#### INPUT MATERIAL ####

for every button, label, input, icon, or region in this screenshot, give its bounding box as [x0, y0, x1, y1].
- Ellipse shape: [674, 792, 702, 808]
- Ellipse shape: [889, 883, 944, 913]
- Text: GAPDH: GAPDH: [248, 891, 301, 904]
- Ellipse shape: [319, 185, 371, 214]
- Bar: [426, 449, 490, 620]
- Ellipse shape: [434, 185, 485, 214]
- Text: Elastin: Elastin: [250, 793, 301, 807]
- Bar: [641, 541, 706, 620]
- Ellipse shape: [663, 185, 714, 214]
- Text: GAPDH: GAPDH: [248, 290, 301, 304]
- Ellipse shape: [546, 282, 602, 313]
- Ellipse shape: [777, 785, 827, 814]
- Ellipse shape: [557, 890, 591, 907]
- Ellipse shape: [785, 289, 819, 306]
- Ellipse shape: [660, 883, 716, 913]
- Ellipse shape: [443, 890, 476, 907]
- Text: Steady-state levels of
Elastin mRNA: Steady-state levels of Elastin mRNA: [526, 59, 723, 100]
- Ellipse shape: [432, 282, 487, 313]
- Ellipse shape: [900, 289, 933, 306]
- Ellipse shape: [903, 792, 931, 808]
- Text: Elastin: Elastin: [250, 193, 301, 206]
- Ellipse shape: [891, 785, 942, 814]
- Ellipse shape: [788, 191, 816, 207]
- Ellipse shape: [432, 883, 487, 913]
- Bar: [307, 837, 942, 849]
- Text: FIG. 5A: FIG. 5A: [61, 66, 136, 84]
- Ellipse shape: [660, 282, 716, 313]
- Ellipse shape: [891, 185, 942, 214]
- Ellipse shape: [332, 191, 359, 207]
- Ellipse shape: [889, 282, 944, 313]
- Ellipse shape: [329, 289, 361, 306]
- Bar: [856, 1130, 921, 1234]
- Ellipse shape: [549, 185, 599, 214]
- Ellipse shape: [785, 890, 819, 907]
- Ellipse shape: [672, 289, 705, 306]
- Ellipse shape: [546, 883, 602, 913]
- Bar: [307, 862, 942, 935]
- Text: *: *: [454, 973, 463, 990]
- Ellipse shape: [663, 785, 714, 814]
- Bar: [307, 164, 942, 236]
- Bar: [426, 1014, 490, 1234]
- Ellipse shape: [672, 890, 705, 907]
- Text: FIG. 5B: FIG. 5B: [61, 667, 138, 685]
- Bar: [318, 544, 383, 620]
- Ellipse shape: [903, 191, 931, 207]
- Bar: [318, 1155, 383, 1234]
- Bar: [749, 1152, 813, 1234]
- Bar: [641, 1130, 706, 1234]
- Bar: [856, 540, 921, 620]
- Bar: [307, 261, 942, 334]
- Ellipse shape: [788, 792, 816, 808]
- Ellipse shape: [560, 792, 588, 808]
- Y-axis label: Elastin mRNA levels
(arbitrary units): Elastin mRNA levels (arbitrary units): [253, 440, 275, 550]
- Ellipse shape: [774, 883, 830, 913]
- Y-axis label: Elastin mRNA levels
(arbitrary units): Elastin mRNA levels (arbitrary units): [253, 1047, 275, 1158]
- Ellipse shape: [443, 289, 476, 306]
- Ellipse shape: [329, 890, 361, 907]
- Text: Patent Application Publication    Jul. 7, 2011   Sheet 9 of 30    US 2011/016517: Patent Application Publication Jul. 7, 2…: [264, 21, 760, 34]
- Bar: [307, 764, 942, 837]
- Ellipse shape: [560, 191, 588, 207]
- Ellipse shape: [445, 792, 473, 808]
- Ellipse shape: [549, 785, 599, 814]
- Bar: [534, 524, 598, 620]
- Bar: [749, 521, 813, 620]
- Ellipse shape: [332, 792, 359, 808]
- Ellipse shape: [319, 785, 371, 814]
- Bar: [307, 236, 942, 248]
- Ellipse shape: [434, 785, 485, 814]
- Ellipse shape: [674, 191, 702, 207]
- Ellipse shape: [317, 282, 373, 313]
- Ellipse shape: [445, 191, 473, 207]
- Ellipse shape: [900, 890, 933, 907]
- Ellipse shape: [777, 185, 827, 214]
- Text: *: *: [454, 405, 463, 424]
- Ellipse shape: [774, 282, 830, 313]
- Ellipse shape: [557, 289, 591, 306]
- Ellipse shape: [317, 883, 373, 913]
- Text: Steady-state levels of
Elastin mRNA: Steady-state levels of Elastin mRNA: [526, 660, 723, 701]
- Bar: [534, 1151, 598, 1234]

####

■ **EXERCISE**:
Lines with "levels": find them in the data and copy each one.

■ **SOLUTION**:
- Text: Steady-state levels of
Elastin mRNA: Steady-state levels of Elastin mRNA: [526, 59, 723, 100]
- Y-axis label: Elastin mRNA levels
(arbitrary units): Elastin mRNA levels (arbitrary units): [253, 440, 275, 550]
- Y-axis label: Elastin mRNA levels
(arbitrary units): Elastin mRNA levels (arbitrary units): [253, 1047, 275, 1158]
- Text: Steady-state levels of
Elastin mRNA: Steady-state levels of Elastin mRNA: [526, 660, 723, 701]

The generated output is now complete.